[Opening Excerpt to read section]
Converting QuickGO ouput to RDF

GO NAME GENE PRODUCT DB GENE PRODUCT ID SYMBOL QUALIFIER GO TERM GO EVIDENCE CODE REFERENCE WITH/FROM TAXON ID ASSIGNED BY GENE_PRODUCT_NAME
retinal cone cell apoptotic process UniProtKB P37242 Thrb acts_upstream_of_or_within GO:0097474 IMP PMID:20203194   10090 MGI Thyroid hormone receptor beta
(GO:Class)-[:<QUALIFIER> { has_reference: '<REFERENCE>', evidence: '<GO EVIDENCE CODE>'  }]->(protein:Class { label: '<GENE PRODUCT NAME>', symbol: '<SYMBOL>')-[]->(Species:Class}

 iri/curie mappings:

annotation properties --> literals

label: rdfs:label symbol: http://purl.obolibrary.org/obo/IAO_0000028 has_reference: http://purl.org/dc/terms/references

Classes

Protein: https://identifiers.org/uniprot: e.g. https://identifiers.org/uniprot:P0DP23

Species: http://purl.obolibrary.org/obo/ e.g.
[Closing Excerpt to read section]
[Opening Input data section]
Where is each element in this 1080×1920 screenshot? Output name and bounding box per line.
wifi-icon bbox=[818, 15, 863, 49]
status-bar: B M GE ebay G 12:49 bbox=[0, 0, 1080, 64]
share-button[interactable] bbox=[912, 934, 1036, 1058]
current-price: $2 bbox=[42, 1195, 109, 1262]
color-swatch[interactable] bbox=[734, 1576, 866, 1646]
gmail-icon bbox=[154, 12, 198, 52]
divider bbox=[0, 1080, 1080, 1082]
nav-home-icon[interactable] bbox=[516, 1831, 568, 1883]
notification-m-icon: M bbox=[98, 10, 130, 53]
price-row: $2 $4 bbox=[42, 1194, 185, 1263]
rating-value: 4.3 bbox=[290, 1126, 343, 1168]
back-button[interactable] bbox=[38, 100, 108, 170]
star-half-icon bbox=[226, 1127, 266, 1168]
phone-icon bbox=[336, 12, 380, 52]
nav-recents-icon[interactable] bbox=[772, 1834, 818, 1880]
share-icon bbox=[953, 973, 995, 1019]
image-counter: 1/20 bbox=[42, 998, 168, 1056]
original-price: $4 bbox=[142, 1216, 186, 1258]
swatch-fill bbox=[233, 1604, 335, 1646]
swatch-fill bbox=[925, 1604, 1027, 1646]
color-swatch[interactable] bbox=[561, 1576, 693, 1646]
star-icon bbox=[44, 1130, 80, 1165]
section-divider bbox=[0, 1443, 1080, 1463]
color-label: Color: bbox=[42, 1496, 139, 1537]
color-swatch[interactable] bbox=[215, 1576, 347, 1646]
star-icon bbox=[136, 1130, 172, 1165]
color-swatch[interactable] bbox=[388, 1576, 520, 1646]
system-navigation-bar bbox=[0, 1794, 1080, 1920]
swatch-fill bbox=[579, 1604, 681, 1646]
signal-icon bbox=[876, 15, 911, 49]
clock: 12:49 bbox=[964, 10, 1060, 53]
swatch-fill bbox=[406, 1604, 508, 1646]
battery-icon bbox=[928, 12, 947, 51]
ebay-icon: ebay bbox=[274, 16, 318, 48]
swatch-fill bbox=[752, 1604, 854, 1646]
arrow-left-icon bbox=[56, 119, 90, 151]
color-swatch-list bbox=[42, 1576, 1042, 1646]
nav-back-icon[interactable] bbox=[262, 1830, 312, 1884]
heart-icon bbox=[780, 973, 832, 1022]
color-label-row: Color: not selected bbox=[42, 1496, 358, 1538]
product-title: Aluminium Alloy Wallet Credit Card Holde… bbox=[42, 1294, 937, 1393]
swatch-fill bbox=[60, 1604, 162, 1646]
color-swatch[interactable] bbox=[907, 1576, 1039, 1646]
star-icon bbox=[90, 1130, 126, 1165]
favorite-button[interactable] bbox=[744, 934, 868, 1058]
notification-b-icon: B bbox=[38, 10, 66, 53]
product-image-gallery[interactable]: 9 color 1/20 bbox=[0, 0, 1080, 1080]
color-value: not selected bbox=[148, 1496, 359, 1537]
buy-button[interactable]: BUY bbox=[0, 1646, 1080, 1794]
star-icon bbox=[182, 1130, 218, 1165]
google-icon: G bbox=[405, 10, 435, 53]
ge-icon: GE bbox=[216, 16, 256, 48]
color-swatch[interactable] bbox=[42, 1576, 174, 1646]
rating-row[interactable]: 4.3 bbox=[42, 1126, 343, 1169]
[Closing Input data section]
▸ **What you have to do**
Can you pick up the notes on converting QuickGO output to RDF from the point where they stop? The rows come from a separate source and are unrelated to the QuickGO notes.

▸ **Answer to the problem**
10090 --> http://purl.obolibrary.org/obo/NCBITaxon_10090

ubyndr commented 3 weeks ago

I've added the templates and a script to the CellMark repository (see PR #3). We need to create a release for CLM and re-run the CL_KG pipeline to test it.